[Opening Text passage section]
The book contains many references to real people and events in Plath's life. Plath's real-life magazine scholarship was at Mademoiselle magazine beginning in 1953. Furthermore, Philomena Guinea is based on Plath's own patron, author Olive Higgins Prouty, who funded Plath's scholarship to study at Smith College. Plath was rejected from a Harvard course taught by Frank O'Connor. Dr. Nolan is thought to be based on Plath's own therapist, Ruth Beuscher, whom she continued seeing after her release from the hospital. A good portion of this part of the novel closely resembles the experiences chronicled by Mary Jane Ward in her autobiographical novel The Snake Pit; Plath later stated that she had seen reviews of The Snake Pit and believed the public wanted to see "mental health stuff," so she deliberately based details of Esther's hospitalization on the procedures and methods outlined in Ward's book. Plath was a patient at McLean Hospital, an upscale facility which resembled the "snake pit" much less than certain wards in the Metropolitan State Hospital, which may have been where Mary Jane Ward was actually hospitalized.
In a 2006 interview, Joanne Greenberg said that she had been interviewed in 1986 by one of the women who had worked on Mademoiselle with Plath in the college guest editors group. The woman claimed that Plath had put so many details of the students' real lives into The Bell Jar that "they could never look at each other again," and that it had caused the breakup of her marriage and possibly others.
Janet McCann links Plath's search for feminine independence with a self-described neurotic psychology. Plath's husband has at one point insinuated that The Bell Jar might have been written as a response to many years of electroshock treatment and the scars it left.
[Closing Text passage section]
# Problem 1:
According to the passage on The Bell Jar, why did Plath base details of Esther's hospitalization on The Snake Pit? Answer in one to three sentences.
# Problem 2:
Output part of the passage on The Bell Jar word for word, beginning at the words "Janet McCann links" and stopping after the words "scars it left.".
The rows come from a source unrelated to the passage on The Bell Jar.
[Opening Data section section]
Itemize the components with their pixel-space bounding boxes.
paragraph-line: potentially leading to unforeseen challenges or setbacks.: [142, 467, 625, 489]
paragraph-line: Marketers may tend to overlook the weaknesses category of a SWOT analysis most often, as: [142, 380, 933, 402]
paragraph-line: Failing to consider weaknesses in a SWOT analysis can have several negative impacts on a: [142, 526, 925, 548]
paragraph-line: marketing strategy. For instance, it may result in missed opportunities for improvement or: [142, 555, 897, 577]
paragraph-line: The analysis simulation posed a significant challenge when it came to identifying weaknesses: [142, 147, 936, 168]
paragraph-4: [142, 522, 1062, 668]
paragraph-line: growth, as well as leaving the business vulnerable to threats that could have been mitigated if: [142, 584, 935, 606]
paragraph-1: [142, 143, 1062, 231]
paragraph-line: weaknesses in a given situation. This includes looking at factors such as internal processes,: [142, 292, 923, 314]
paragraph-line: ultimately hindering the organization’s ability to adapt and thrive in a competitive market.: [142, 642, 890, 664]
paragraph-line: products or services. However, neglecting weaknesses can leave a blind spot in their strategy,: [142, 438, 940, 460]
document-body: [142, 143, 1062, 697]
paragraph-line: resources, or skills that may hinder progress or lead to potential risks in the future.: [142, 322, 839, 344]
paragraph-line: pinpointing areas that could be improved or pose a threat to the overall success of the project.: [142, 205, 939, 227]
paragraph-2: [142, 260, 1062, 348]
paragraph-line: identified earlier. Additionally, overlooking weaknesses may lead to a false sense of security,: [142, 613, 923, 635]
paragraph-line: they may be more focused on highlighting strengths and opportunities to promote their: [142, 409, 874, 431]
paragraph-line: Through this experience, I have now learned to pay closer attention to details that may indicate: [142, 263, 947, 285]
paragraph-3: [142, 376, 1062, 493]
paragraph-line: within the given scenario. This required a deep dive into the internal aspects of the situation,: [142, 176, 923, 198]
[Closing Data section section]
# Written reply 1:
Plath had seen reviews of The Snake Pit and believed the public wanted to see "mental health stuff." She therefore deliberately modeled details of Esther's hospitalization on the procedures and methods described in Mary Jane Ward's book.

# Written reply 2:
Janet McCann links Plath's search for feminine independence with a self-described neurotic psychology. Plath's husband has at one point insinuated that The Bell Jar might have been written as a response to many years of electroshock treatment and the scars it left.